#### Available records ####

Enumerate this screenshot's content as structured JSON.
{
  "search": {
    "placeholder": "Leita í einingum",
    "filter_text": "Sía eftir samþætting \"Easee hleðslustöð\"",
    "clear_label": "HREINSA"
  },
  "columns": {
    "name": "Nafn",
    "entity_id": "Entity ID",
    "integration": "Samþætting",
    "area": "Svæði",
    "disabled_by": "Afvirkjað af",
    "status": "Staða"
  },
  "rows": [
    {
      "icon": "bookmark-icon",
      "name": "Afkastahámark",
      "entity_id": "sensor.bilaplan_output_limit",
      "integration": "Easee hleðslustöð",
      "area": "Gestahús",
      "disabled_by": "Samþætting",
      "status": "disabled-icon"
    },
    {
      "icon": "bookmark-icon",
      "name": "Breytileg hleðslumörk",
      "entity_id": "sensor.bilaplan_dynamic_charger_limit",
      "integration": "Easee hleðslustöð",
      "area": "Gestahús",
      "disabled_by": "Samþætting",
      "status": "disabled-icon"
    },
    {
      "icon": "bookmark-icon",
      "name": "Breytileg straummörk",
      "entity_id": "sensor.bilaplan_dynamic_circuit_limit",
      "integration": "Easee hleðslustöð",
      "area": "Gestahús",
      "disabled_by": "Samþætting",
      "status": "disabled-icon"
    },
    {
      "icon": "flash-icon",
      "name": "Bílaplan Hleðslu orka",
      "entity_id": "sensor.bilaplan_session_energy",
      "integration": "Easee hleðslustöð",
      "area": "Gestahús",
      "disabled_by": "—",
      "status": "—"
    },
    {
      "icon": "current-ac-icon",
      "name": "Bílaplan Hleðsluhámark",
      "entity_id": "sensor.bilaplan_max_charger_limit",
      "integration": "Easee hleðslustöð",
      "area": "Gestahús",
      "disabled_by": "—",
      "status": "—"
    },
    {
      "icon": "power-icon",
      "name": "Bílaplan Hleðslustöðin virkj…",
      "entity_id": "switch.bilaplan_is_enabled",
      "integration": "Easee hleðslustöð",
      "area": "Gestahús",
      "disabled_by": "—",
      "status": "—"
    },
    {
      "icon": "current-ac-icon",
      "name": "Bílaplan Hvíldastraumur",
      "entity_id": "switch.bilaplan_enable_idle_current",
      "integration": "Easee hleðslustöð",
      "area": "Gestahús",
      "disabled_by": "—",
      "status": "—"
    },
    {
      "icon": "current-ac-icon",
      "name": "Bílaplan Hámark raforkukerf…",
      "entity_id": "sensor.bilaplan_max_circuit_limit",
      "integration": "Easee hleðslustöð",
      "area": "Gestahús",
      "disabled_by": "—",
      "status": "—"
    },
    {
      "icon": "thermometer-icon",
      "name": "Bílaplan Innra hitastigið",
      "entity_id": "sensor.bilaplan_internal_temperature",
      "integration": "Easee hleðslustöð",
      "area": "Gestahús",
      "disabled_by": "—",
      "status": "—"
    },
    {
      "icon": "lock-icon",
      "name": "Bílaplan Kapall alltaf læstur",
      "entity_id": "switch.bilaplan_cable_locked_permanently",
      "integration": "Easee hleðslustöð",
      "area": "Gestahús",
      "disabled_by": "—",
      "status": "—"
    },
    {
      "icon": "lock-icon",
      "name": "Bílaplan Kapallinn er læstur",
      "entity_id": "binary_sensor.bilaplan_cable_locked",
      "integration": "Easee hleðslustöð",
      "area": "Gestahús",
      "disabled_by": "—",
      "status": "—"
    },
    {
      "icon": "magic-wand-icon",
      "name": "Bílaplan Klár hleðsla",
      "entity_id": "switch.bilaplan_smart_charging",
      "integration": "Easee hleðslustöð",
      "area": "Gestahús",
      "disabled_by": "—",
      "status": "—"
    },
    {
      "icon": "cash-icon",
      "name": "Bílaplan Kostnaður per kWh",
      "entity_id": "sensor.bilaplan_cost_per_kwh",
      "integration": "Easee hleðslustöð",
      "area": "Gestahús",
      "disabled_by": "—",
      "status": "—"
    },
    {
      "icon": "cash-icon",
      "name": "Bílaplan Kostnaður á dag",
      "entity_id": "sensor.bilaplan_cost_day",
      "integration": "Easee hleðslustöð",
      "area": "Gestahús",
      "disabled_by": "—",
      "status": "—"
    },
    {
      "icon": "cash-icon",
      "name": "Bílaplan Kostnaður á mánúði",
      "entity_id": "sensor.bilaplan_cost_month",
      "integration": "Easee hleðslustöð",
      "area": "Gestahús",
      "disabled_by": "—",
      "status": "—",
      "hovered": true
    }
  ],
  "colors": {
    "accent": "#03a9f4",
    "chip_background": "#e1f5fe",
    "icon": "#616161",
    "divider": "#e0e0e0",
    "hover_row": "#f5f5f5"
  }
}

####

## Objective:
Write out the entries above word for word.

## Worked answer:
Enumerate this screenshot's content as structured JSON.
{
  "search": {
    "placeholder": "Leita í einingum",
    "filter_text": "Sía eftir samþætting \"Easee hleðslustöð\"",
    "clear_label": "HREINSA"
  },
  "columns": {
    "name": "Nafn",
    "entity_id": "Entity ID",
    "integration": "Samþætting",
    "area": "Svæði",
    "disabled_by": "Afvirkjað af",
    "status": "Staða"
  },
  "rows": [
    {
      "icon": "bookmark-icon",
      "name": "Afkastahámark",
      "entity_id": "sensor.bilaplan_output_limit",
      "integration": "Easee hleðslustöð",
      "area": "Gestahús",
      "disabled_by": "Samþætting",
      "status": "disabled-icon"
    },
    {
      "icon": "bookmark-icon",
      "name": "Breytileg hleðslumörk",
      "entity_id": "sensor.bilaplan_dynamic_charger_limit",
      "integration": "Easee hleðslustöð",
      "area": "Gestahús",
      "disabled_by": "Samþætting",
      "status": "disabled-icon"
    },
    {
      "icon": "bookmark-icon",
      "name": "Breytileg straummörk",
      "entity_id": "sensor.bilaplan_dynamic_circuit_limit",
      "integration": "Easee hleðslustöð",
      "area": "Gestahús",
      "disabled_by": "Samþætting",
      "status": "disabled-icon"
    },
    {
      "icon": "flash-icon",
      "name": "Bílaplan Hleðslu orka",
      "entity_id": "sensor.bilaplan_session_energy",
      "integration": "Easee hleðslustöð",
      "area": "Gestahús",
      "disabled_by": "—",
      "status": "—"
    },
    {
      "icon": "current-ac-icon",
      "name": "Bílaplan Hleðsluhámark",
      "entity_id": "sensor.bilaplan_max_charger_limit",
      "integration": "Easee hleðslustöð",
      "area": "Gestahús",
      "disabled_by": "—",
      "status": "—"
    },
    {
      "icon": "power-icon",
      "name": "Bílaplan Hleðslustöðin virkj…",
      "entity_id": "switch.bilaplan_is_enabled",
      "integration": "Easee hleðslustöð",
      "area": "Gestahús",
      "disabled_by": "—",
      "status": "—"
    },
    {
      "icon": "current-ac-icon",
      "name": "Bílaplan Hvíldastraumur",
      "entity_id": "switch.bilaplan_enable_idle_current",
      "integration": "Easee hleðslustöð",
      "area": "Gestahús",
      "disabled_by": "—",
      "status": "—"
    },
    {
      "icon": "current-ac-icon",
      "name": "Bílaplan Hámark raforkukerf…",
      "entity_id": "sensor.bilaplan_max_circuit_limit",
      "integration": "Easee hleðslustöð",
      "area": "Gestahús",
      "disabled_by": "—",
      "status": "—"
    },
    {
      "icon": "thermometer-icon",
      "name": "Bílaplan Innra hitastigið",
      "entity_id": "sensor.bilaplan_internal_temperature",
      "integration": "Easee hleðslustöð",
      "area": "Gestahús",
      "disabled_by": "—",
      "status": "—"
    },
    {
      "icon": "lock-icon",
      "name": "Bílaplan Kapall alltaf læstur",
      "entity_id": "switch.bilaplan_cable_locked_permanently",
      "integration": "Easee hleðslustöð",
      "area": "Gestahús",
      "disabled_by": "—",
      "status": "—"
    },
    {
      "icon": "lock-icon",
      "name": "Bílaplan Kapallinn er læstur",
      "entity_id": "binary_sensor.bilaplan_cable_locked",
      "integration": "Easee hleðslustöð",
      "area": "Gestahús",
      "disabled_by": "—",
      "status": "—"
    },
    {
      "icon": "magic-wand-icon",
      "name": "Bílaplan Klár hleðsla",
      "entity_id": "switch.bilaplan_smart_charging",
      "integration": "Easee hleðslustöð",
      "area": "Gestahús",
      "disabled_by": "—",
      "status": "—"
    },
    {
      "icon": "cash-icon",
      "name": "Bílaplan Kostnaður per kWh",
      "entity_id": "sensor.bilaplan_cost_per_kwh",
      "integration": "Easee hleðslustöð",
      "area": "Gestahús",
      "disabled_by": "—",
      "status": "—"
    },
    {
      "icon": "cash-icon",
      "name": "Bílaplan Kostnaður á dag",
      "entity_id": "sensor.bilaplan_cost_day",
      "integration": "Easee hleðslustöð",
      "area": "Gestahús",
      "disabled_by": "—",
      "status": "—"
    },
    {
      "icon": "cash-icon",
      "name": "Bílaplan Kostnaður á mánúði",
      "entity_id": "sensor.bilaplan_cost_month",
      "integration": "Easee hleðslustöð",
      "area": "Gestahús",
      "disabled_by": "—",
      "status": "—",
      "hovered": true
    }
  ],
  "colors": {
    "accent": "#03a9f4",
    "chip_background": "#e1f5fe",
    "icon": "#616161",
    "divider": "#e0e0e0",
    "hover_row": "#f5f5f5"
  }
}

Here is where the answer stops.